Written request: Pick out each line containing the string "content".

— Start Material for the task —

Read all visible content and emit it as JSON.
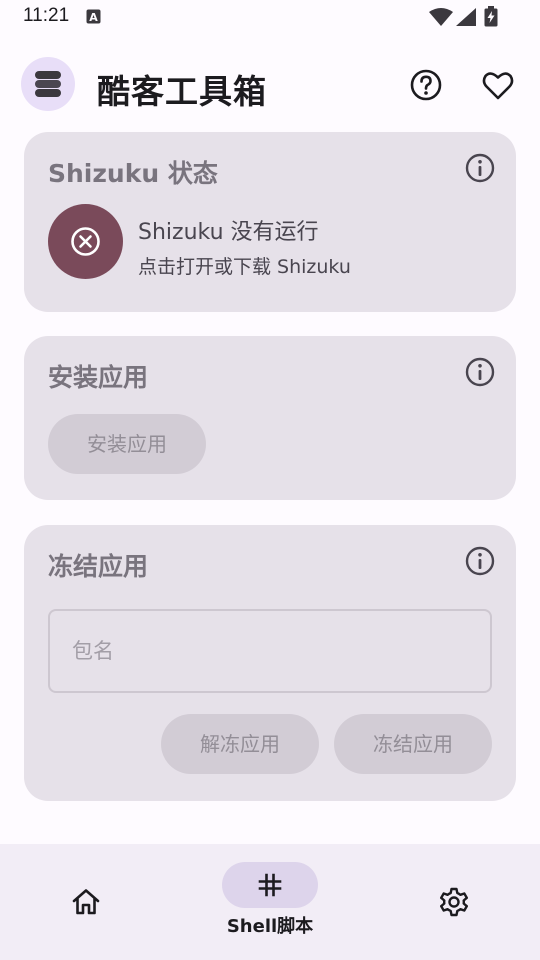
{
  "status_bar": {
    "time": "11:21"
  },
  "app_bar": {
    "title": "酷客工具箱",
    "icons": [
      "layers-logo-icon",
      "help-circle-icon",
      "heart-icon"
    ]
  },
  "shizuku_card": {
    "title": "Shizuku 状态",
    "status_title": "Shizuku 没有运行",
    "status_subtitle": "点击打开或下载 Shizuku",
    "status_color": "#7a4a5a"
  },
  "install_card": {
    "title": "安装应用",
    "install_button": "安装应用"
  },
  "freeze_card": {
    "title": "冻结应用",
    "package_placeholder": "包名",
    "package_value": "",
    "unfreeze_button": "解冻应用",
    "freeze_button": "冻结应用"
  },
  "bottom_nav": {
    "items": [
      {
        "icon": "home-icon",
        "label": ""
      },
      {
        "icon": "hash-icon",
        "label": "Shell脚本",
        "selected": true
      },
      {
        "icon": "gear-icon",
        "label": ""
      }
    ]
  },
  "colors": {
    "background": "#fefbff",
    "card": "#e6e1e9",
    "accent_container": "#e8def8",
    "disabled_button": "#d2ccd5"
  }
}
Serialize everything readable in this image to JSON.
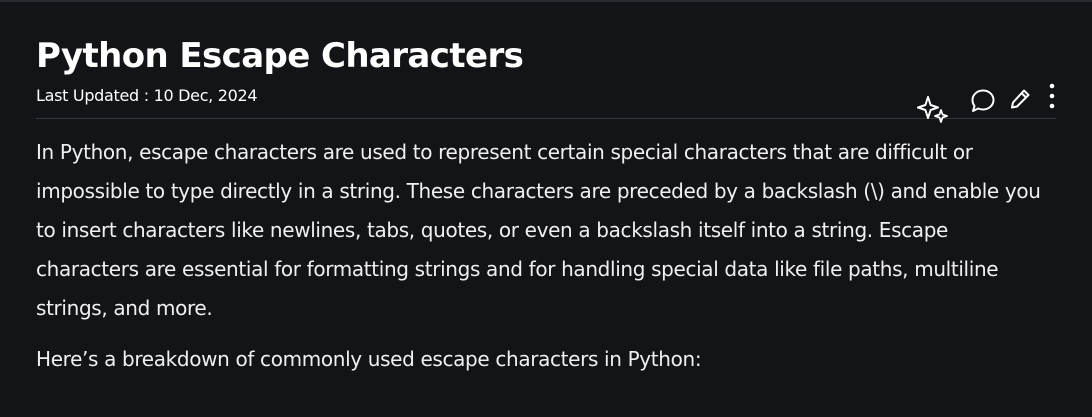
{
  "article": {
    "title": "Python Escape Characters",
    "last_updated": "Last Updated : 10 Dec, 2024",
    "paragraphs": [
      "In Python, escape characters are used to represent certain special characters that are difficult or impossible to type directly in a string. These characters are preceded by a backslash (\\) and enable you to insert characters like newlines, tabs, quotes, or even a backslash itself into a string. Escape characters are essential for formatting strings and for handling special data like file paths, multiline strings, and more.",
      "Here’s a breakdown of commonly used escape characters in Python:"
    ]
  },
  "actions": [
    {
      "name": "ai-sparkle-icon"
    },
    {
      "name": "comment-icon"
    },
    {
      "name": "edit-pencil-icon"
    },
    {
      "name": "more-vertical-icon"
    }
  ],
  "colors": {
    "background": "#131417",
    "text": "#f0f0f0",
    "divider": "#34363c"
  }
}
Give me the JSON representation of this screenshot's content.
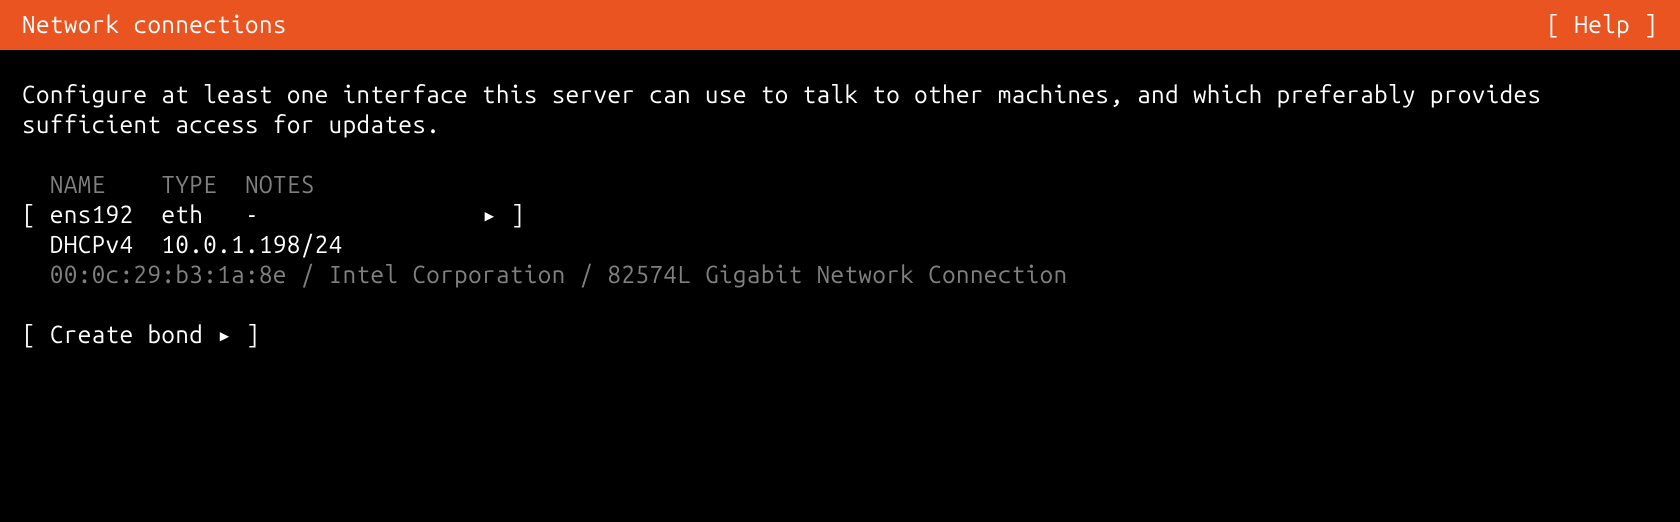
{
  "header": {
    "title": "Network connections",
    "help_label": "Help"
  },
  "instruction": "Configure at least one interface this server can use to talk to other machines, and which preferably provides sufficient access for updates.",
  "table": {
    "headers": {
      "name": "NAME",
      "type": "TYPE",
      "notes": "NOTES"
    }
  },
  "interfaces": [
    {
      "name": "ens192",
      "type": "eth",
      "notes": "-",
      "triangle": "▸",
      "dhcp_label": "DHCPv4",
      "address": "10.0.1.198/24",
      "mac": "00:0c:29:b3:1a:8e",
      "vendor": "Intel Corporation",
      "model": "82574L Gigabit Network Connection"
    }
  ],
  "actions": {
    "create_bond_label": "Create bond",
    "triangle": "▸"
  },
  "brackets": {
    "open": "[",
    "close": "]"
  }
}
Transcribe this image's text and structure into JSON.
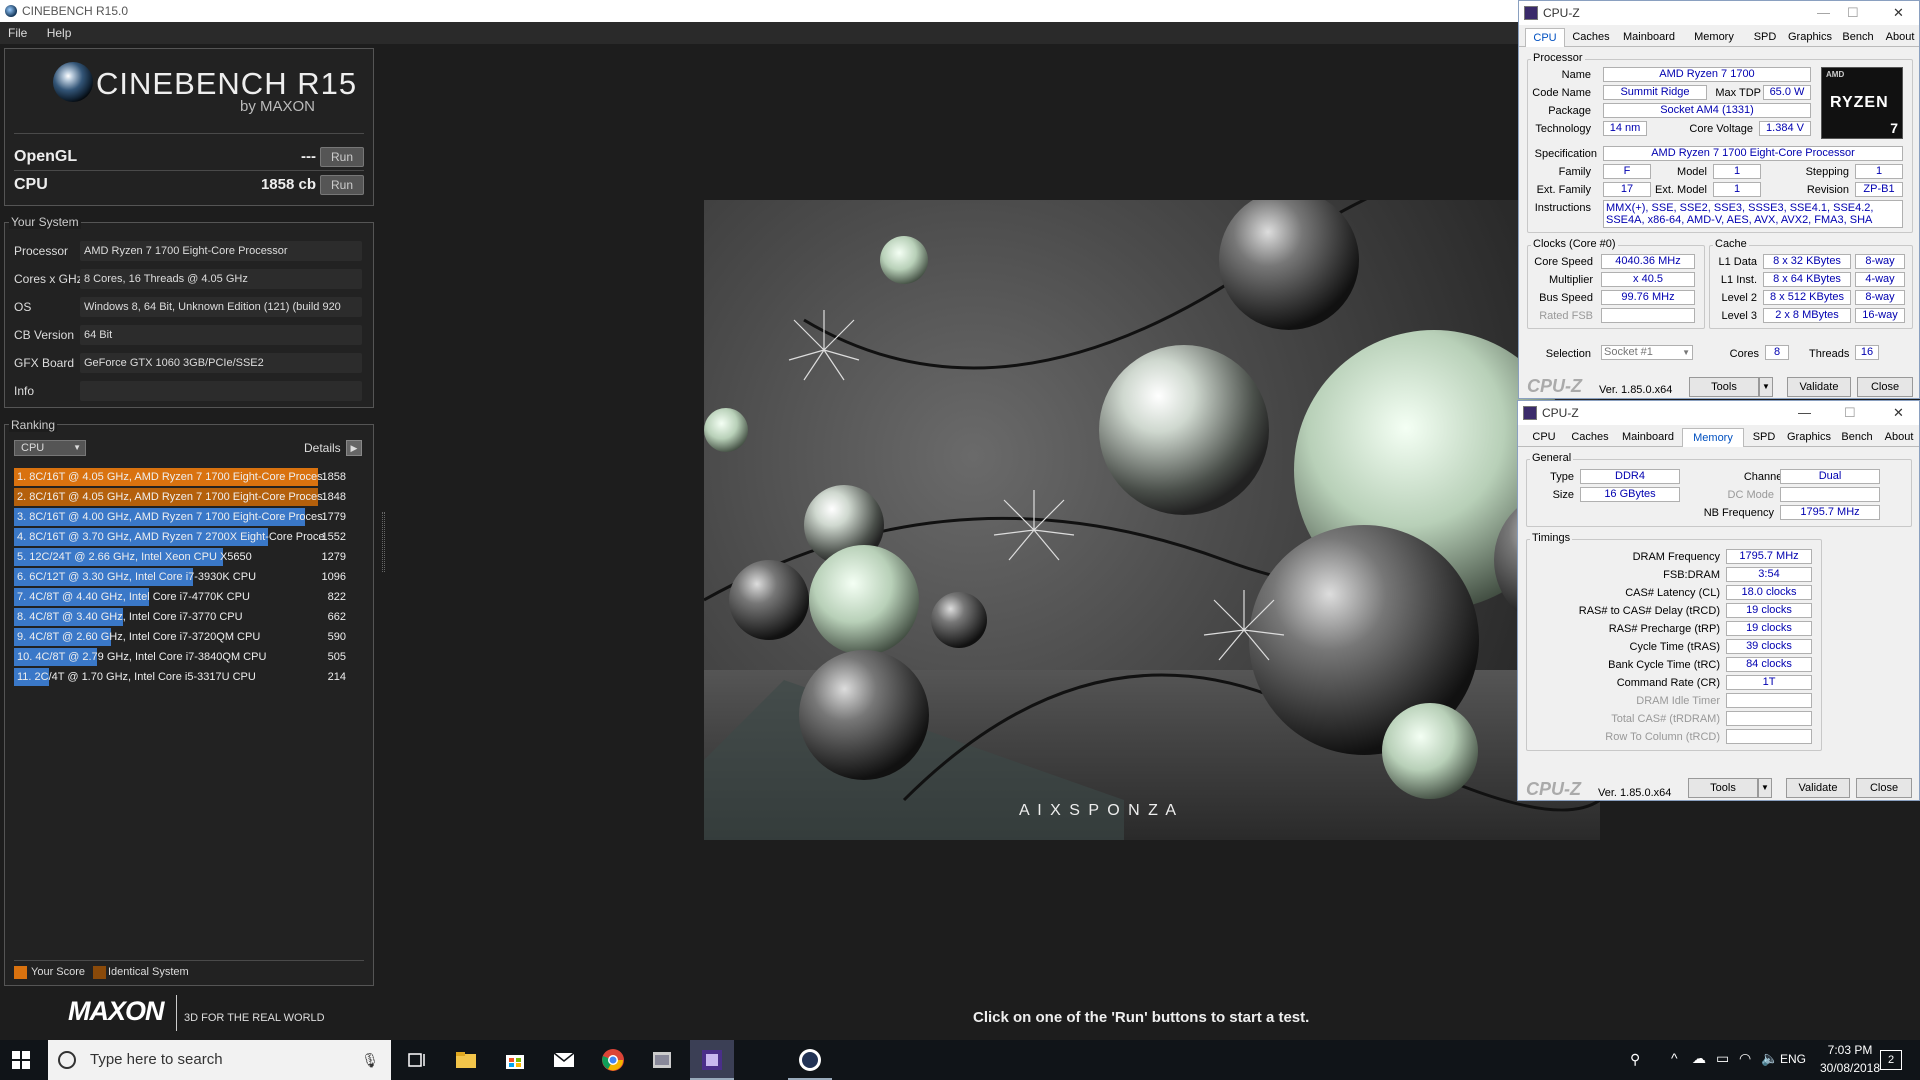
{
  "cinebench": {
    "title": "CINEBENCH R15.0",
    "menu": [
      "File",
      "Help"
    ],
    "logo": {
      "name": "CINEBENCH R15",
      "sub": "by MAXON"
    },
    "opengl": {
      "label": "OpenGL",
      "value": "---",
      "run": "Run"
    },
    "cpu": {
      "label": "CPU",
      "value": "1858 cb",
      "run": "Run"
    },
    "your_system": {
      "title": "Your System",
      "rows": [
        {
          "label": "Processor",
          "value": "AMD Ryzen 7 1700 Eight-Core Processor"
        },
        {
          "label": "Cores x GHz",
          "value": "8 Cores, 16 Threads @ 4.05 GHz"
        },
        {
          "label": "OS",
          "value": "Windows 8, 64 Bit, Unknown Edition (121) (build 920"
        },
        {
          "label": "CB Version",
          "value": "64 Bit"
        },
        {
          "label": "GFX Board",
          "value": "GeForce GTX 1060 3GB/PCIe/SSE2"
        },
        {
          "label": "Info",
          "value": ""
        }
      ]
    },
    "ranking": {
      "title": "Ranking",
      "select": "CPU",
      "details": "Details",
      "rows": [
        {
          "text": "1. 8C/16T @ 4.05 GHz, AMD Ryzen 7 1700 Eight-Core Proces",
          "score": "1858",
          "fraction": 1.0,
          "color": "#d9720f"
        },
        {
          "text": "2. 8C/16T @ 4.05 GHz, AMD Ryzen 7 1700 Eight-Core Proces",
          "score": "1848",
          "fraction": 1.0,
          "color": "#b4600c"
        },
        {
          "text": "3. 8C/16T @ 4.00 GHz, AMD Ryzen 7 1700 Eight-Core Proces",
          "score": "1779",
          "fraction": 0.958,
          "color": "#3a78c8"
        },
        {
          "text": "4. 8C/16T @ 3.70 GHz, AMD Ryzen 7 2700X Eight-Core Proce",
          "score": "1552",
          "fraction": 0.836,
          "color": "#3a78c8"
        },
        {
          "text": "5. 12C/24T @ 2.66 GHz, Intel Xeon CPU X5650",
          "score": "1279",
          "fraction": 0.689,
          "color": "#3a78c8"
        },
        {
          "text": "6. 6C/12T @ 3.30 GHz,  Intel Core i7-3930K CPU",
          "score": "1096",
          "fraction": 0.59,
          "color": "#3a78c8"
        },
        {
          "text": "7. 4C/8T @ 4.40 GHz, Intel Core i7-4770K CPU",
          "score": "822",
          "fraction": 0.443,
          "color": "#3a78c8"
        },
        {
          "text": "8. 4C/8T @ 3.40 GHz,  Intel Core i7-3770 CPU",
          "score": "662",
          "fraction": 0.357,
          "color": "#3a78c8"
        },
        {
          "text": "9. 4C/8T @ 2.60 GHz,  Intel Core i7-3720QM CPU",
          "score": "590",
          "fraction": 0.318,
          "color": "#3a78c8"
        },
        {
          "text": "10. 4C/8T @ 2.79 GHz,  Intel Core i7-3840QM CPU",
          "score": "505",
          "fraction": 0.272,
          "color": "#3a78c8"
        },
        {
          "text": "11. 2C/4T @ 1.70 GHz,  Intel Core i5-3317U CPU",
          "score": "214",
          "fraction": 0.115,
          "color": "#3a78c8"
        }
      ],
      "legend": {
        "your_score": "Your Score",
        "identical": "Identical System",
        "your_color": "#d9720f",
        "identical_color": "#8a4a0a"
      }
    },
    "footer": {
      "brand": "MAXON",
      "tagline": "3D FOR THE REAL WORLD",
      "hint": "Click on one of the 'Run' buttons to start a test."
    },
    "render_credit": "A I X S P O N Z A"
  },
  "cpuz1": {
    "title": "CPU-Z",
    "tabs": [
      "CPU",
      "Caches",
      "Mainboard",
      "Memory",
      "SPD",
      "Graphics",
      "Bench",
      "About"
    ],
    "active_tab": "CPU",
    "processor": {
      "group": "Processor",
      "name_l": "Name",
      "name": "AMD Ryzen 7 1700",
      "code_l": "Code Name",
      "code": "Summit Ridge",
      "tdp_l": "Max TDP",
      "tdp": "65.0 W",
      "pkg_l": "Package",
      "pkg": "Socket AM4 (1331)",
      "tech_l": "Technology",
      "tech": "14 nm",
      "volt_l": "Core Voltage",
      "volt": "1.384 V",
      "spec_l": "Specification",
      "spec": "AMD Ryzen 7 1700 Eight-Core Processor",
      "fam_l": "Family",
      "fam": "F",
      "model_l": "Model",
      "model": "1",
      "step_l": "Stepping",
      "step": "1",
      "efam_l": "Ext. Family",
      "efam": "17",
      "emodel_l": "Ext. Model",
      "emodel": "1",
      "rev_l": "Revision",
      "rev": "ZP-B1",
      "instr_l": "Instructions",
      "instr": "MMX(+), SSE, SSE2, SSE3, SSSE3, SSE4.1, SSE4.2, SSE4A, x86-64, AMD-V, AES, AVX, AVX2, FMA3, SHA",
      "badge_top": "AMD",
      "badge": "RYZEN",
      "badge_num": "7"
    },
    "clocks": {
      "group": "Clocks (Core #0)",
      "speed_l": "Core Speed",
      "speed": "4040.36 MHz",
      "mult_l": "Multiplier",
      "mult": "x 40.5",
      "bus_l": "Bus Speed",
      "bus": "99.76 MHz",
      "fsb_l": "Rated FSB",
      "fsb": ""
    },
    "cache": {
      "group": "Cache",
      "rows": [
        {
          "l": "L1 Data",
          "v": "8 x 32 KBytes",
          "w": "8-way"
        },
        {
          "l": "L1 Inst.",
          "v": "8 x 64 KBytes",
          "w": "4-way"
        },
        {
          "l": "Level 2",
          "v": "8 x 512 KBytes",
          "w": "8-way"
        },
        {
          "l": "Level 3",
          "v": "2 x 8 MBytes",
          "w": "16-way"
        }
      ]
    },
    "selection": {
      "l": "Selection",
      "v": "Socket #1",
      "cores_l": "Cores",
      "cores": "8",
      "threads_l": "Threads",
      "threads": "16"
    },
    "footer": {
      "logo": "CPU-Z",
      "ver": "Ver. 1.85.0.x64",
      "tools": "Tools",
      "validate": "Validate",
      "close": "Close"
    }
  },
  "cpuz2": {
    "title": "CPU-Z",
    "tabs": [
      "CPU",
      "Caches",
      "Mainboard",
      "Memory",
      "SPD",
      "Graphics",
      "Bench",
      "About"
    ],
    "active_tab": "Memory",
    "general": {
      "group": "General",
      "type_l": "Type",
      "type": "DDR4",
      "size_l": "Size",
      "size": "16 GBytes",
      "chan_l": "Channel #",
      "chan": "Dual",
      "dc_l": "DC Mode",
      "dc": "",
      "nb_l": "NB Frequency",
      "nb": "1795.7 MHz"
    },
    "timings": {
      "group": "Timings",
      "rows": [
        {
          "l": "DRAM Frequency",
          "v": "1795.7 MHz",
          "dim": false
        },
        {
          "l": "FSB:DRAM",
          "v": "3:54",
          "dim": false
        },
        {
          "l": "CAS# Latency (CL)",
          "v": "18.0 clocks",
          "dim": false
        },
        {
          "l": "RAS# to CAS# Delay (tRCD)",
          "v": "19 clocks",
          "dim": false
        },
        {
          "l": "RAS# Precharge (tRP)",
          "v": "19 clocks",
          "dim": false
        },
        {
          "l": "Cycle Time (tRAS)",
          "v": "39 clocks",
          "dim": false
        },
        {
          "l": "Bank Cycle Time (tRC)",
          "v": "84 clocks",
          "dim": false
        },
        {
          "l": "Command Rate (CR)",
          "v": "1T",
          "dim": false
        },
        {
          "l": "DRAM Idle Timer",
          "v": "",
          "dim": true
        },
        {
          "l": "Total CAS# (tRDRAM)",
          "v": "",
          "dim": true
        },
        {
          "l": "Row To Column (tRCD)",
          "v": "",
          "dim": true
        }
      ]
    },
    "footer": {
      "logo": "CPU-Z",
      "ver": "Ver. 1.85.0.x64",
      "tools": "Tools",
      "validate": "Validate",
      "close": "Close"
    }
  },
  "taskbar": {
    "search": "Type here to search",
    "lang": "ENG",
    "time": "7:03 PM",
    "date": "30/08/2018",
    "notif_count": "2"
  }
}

— End Material for the task —

Correct result:
Read all visible content and emit it as JSON.
Give me the JSON representation of this screenshot's content.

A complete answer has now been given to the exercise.